__Problem to work on__: The entries are to be returned exactly, with images left out.

::: Record set :::

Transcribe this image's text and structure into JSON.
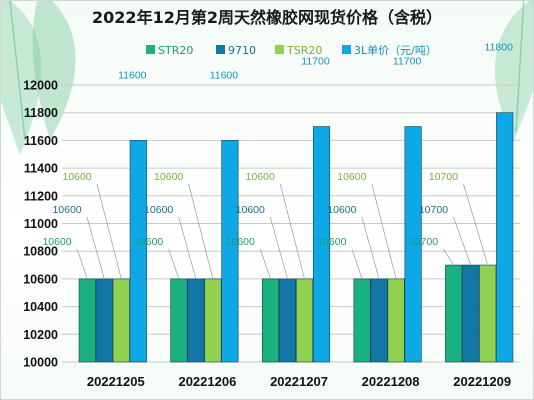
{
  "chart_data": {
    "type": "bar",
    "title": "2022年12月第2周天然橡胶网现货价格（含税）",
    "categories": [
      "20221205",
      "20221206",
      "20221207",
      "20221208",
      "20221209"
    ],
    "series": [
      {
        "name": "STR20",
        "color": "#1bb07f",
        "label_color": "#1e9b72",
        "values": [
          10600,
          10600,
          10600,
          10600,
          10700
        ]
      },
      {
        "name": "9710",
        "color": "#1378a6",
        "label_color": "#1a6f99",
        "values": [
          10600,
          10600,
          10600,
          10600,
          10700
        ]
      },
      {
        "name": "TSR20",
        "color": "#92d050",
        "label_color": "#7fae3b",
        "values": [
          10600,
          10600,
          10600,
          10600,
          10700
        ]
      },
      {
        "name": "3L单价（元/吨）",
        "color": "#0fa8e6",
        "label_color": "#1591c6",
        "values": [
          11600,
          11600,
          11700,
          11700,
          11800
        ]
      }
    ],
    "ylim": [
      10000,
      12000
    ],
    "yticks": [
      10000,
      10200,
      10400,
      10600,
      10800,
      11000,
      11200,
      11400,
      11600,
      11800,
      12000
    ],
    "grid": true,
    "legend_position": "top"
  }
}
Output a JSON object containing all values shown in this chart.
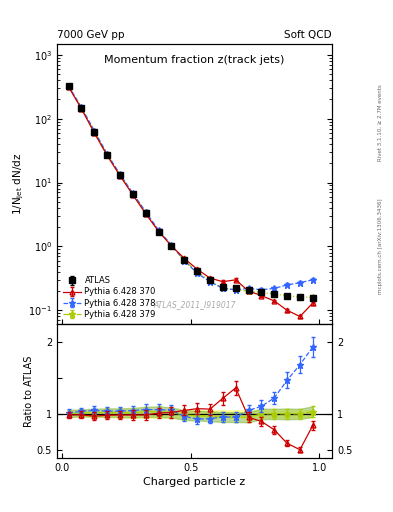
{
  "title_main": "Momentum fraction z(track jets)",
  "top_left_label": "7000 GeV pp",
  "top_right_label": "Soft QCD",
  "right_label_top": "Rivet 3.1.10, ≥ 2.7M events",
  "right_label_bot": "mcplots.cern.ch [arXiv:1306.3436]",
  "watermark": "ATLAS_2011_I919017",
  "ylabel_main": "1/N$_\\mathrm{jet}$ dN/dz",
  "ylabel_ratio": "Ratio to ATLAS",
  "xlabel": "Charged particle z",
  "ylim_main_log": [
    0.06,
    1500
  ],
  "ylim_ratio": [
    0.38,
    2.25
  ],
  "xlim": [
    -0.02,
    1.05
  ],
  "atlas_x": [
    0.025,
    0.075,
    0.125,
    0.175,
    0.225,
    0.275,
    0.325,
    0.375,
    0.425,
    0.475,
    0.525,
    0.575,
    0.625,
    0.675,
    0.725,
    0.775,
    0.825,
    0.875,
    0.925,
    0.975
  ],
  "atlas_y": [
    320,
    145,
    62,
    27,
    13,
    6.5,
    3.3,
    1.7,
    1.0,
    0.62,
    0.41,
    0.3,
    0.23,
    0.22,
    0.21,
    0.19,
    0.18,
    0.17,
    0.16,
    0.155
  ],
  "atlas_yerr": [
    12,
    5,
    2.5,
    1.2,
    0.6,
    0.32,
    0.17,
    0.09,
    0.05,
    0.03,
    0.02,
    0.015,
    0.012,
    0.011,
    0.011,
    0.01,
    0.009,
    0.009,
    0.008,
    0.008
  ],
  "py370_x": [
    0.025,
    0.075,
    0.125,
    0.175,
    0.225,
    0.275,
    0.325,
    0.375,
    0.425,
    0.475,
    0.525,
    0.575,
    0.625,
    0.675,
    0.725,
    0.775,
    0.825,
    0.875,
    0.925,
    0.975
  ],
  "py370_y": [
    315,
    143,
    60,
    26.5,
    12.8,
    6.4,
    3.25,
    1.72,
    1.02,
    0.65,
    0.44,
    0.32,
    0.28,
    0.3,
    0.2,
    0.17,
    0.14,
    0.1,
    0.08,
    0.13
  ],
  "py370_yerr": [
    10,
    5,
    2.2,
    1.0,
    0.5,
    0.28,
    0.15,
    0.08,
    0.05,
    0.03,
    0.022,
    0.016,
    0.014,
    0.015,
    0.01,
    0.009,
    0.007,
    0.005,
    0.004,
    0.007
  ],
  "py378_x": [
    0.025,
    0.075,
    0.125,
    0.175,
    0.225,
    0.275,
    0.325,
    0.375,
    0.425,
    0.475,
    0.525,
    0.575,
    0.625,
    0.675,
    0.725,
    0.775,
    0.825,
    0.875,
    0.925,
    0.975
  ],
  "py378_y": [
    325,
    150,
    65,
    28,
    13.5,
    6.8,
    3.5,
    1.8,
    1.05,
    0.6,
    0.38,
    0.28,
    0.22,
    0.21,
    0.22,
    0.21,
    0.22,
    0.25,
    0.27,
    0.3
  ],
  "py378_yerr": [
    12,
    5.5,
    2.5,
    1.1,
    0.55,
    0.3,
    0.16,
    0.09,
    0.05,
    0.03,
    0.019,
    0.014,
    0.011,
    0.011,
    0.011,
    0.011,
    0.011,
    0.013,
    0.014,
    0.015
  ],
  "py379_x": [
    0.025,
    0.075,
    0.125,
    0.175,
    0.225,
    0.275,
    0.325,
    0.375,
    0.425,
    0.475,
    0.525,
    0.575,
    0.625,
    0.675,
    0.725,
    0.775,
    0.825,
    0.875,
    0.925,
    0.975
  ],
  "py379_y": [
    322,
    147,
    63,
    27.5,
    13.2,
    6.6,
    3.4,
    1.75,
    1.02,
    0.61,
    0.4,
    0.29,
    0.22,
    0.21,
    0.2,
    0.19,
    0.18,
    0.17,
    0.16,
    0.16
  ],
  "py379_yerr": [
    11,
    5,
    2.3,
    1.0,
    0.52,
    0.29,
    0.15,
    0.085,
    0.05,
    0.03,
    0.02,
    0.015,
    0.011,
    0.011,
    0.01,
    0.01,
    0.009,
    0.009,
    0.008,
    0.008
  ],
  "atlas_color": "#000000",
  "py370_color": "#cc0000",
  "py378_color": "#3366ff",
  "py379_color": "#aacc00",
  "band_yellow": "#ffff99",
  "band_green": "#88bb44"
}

:::

__The reply__:
Transcribe this image's text and structure into JSON.
{
  "chart_data": {
    "type": "bar",
    "title": "2022年12月第2周天然橡胶网现货价格（含税）",
    "categories": [
      "20221205",
      "20221206",
      "20221207",
      "20221208",
      "20221209"
    ],
    "series": [
      {
        "name": "STR20",
        "color": "#1bb07f",
        "label_color": "#1e9b72",
        "values": [
          10600,
          10600,
          10600,
          10600,
          10700
        ]
      },
      {
        "name": "9710",
        "color": "#1378a6",
        "label_color": "#1a6f99",
        "values": [
          10600,
          10600,
          10600,
          10600,
          10700
        ]
      },
      {
        "name": "TSR20",
        "color": "#92d050",
        "label_color": "#7fae3b",
        "values": [
          10600,
          10600,
          10600,
          10600,
          10700
        ]
      },
      {
        "name": "3L单价（元/吨）",
        "color": "#0fa8e6",
        "label_color": "#1591c6",
        "values": [
          11600,
          11600,
          11700,
          11700,
          11800
        ]
      }
    ],
    "ylim": [
      10000,
      12000
    ],
    "yticks": [
      10000,
      10200,
      10400,
      10600,
      10800,
      11000,
      11200,
      11400,
      11600,
      11800,
      12000
    ],
    "grid": true,
    "legend_position": "top"
  }
}
Output a JSON object containing all values shown in this chart.
{
  "title_main": "Momentum fraction z(track jets)",
  "top_left_label": "7000 GeV pp",
  "top_right_label": "Soft QCD",
  "right_label_top": "Rivet 3.1.10, ≥ 2.7M events",
  "right_label_bot": "mcplots.cern.ch [arXiv:1306.3436]",
  "watermark": "ATLAS_2011_I919017",
  "ylabel_main": "1/N$_\\mathrm{jet}$ dN/dz",
  "ylabel_ratio": "Ratio to ATLAS",
  "xlabel": "Charged particle z",
  "ylim_main_log": [
    0.06,
    1500
  ],
  "ylim_ratio": [
    0.38,
    2.25
  ],
  "xlim": [
    -0.02,
    1.05
  ],
  "atlas_x": [
    0.025,
    0.075,
    0.125,
    0.175,
    0.225,
    0.275,
    0.325,
    0.375,
    0.425,
    0.475,
    0.525,
    0.575,
    0.625,
    0.675,
    0.725,
    0.775,
    0.825,
    0.875,
    0.925,
    0.975
  ],
  "atlas_y": [
    320,
    145,
    62,
    27,
    13,
    6.5,
    3.3,
    1.7,
    1.0,
    0.62,
    0.41,
    0.3,
    0.23,
    0.22,
    0.21,
    0.19,
    0.18,
    0.17,
    0.16,
    0.155
  ],
  "atlas_yerr": [
    12,
    5,
    2.5,
    1.2,
    0.6,
    0.32,
    0.17,
    0.09,
    0.05,
    0.03,
    0.02,
    0.015,
    0.012,
    0.011,
    0.011,
    0.01,
    0.009,
    0.009,
    0.008,
    0.008
  ],
  "py370_x": [
    0.025,
    0.075,
    0.125,
    0.175,
    0.225,
    0.275,
    0.325,
    0.375,
    0.425,
    0.475,
    0.525,
    0.575,
    0.625,
    0.675,
    0.725,
    0.775,
    0.825,
    0.875,
    0.925,
    0.975
  ],
  "py370_y": [
    315,
    143,
    60,
    26.5,
    12.8,
    6.4,
    3.25,
    1.72,
    1.02,
    0.65,
    0.44,
    0.32,
    0.28,
    0.3,
    0.2,
    0.17,
    0.14,
    0.1,
    0.08,
    0.13
  ],
  "py370_yerr": [
    10,
    5,
    2.2,
    1.0,
    0.5,
    0.28,
    0.15,
    0.08,
    0.05,
    0.03,
    0.022,
    0.016,
    0.014,
    0.015,
    0.01,
    0.009,
    0.007,
    0.005,
    0.004,
    0.007
  ],
  "py378_x": [
    0.025,
    0.075,
    0.125,
    0.175,
    0.225,
    0.275,
    0.325,
    0.375,
    0.425,
    0.475,
    0.525,
    0.575,
    0.625,
    0.675,
    0.725,
    0.775,
    0.825,
    0.875,
    0.925,
    0.975
  ],
  "py378_y": [
    325,
    150,
    65,
    28,
    13.5,
    6.8,
    3.5,
    1.8,
    1.05,
    0.6,
    0.38,
    0.28,
    0.22,
    0.21,
    0.22,
    0.21,
    0.22,
    0.25,
    0.27,
    0.3
  ],
  "py378_yerr": [
    12,
    5.5,
    2.5,
    1.1,
    0.55,
    0.3,
    0.16,
    0.09,
    0.05,
    0.03,
    0.019,
    0.014,
    0.011,
    0.011,
    0.011,
    0.011,
    0.011,
    0.013,
    0.014,
    0.015
  ],
  "py379_x": [
    0.025,
    0.075,
    0.125,
    0.175,
    0.225,
    0.275,
    0.325,
    0.375,
    0.425,
    0.475,
    0.525,
    0.575,
    0.625,
    0.675,
    0.725,
    0.775,
    0.825,
    0.875,
    0.925,
    0.975
  ],
  "py379_y": [
    322,
    147,
    63,
    27.5,
    13.2,
    6.6,
    3.4,
    1.75,
    1.02,
    0.61,
    0.4,
    0.29,
    0.22,
    0.21,
    0.2,
    0.19,
    0.18,
    0.17,
    0.16,
    0.16
  ],
  "py379_yerr": [
    11,
    5,
    2.3,
    1.0,
    0.52,
    0.29,
    0.15,
    0.085,
    0.05,
    0.03,
    0.02,
    0.015,
    0.011,
    0.011,
    0.01,
    0.01,
    0.009,
    0.009,
    0.008,
    0.008
  ],
  "atlas_color": "#000000",
  "py370_color": "#cc0000",
  "py378_color": "#3366ff",
  "py379_color": "#aacc00",
  "band_yellow": "#ffff99",
  "band_green": "#88bb44"
}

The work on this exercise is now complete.